**Exercícios**
• a. Segundo o texto sobre déficit comercial, qual país teve o déficit mais prolongado de todos?
• b. Transcreva do texto sobre déficit comercial tudo o que vai de "Sempre alerta à" até "um déficit comercial.".

**Texto citado**
À exceção das contas do governo, nenhuma outra estatística
econômica é reportada com maior pesar e tons apocalípticos do que um déficit na
balança comercial de um país.
Sempre alerta à procura de iminentes desastres econômicos,
tanto a imprensa quanto economistas desenvolvimentistas se apressam em
pontificar, em tons graves, sobre os perigos de se ter um déficit comercial.
O problema é que ninguém nunca realmente explicou
qual perigo há em recebermos mais bens dos estrangeiros do que damos a eles.
E ninguém nunca explicou simplesmente porque não há nenhuma
explicação. Com efeito, eis uma lista de
alguns países que, nas últimas décadas, sempre ou quase sempre tiveram déficits
em sua balança comercial: EUA,
Austrália,
Nova
Zelândia, Suíça
(esta, aliás, teve o mais prolongado déficit de todos, de 1950 até meados da década
de 1990), Reino
Unido e Luxemburgo.
Por outro lado, escolha qualquer país da América do
Sul ou da África e as chances são de que você encontrará um país que exporta
muito mais do que importa.

**Registros brutos**
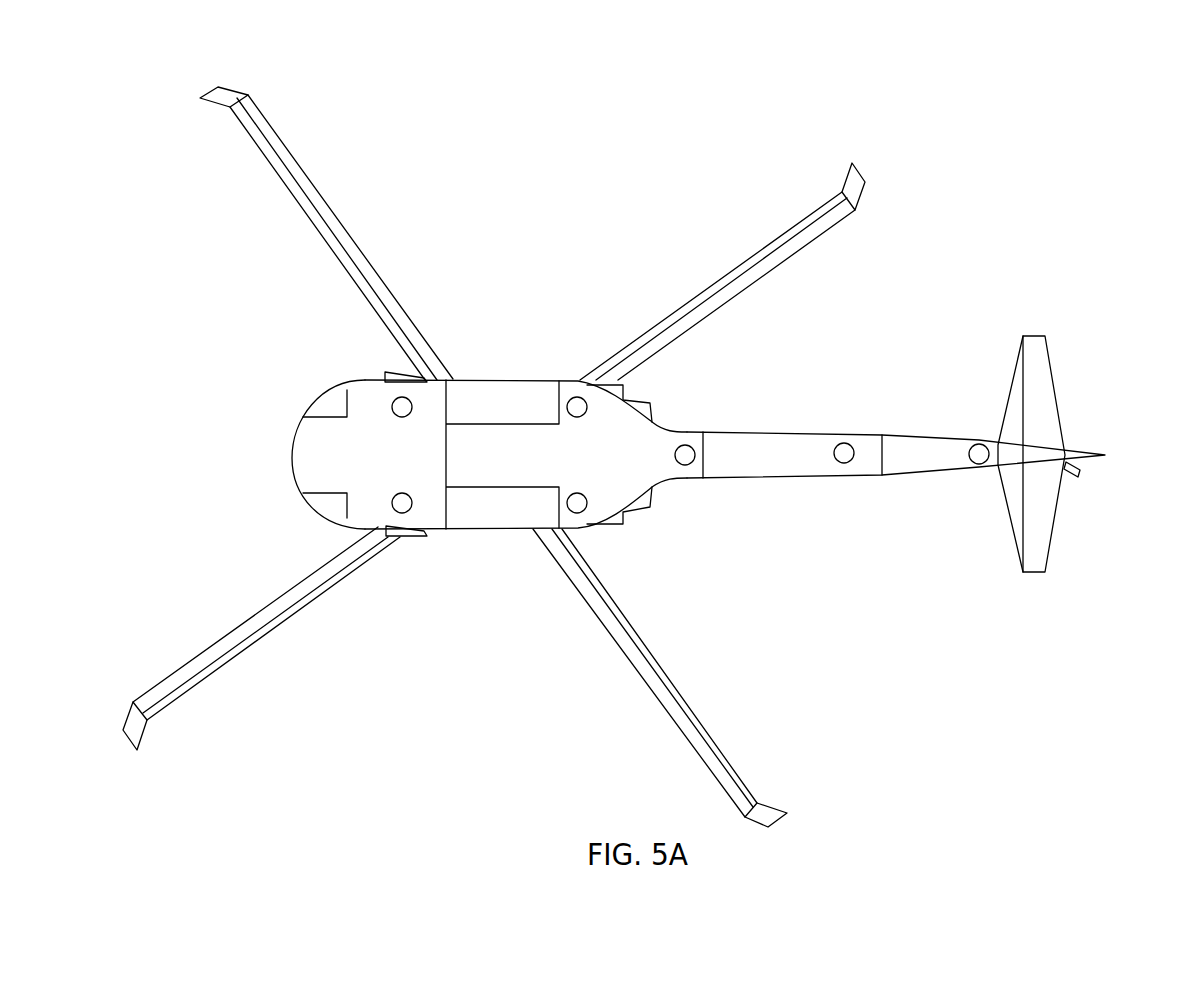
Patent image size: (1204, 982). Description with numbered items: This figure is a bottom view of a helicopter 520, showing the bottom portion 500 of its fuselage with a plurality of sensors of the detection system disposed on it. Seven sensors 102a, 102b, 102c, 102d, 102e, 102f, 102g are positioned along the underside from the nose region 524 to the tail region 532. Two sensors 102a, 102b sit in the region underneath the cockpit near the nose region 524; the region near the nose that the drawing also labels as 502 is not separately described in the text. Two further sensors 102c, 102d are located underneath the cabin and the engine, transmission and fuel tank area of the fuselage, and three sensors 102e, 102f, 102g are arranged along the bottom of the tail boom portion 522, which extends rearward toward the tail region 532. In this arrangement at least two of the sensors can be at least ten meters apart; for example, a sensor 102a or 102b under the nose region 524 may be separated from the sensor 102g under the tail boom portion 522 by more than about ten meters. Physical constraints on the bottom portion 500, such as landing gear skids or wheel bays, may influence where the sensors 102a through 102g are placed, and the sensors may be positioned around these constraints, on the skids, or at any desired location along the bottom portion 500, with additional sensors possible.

The bottom portion 500 is at (655, 439).
The cockpit 502 is at (317, 448).
The helicopter 520 is at (508, 529).
The tail boom portion 522 is at (778, 472).
The nose region 524 is at (297, 480).
The tail region 532 is at (994, 493).
The sensor 102a is at (407, 513).
The sensor 102b is at (394, 399).
The sensor 102c is at (584, 512).
The sensor 102d is at (572, 397).
The sensor 102e is at (686, 445).
The sensor 102f is at (845, 443).
The sensor 102g is at (977, 444).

**Respostas corretas**
• a. A Suíça, de 1950 até meados da década de 1990.

• b.
Sempre alerta à procura de iminentes desastres econômicos,
tanto a imprensa quanto economistas desenvolvimentistas se apressam em
pontificar, em tons graves, sobre os perigos de se ter um déficit comercial.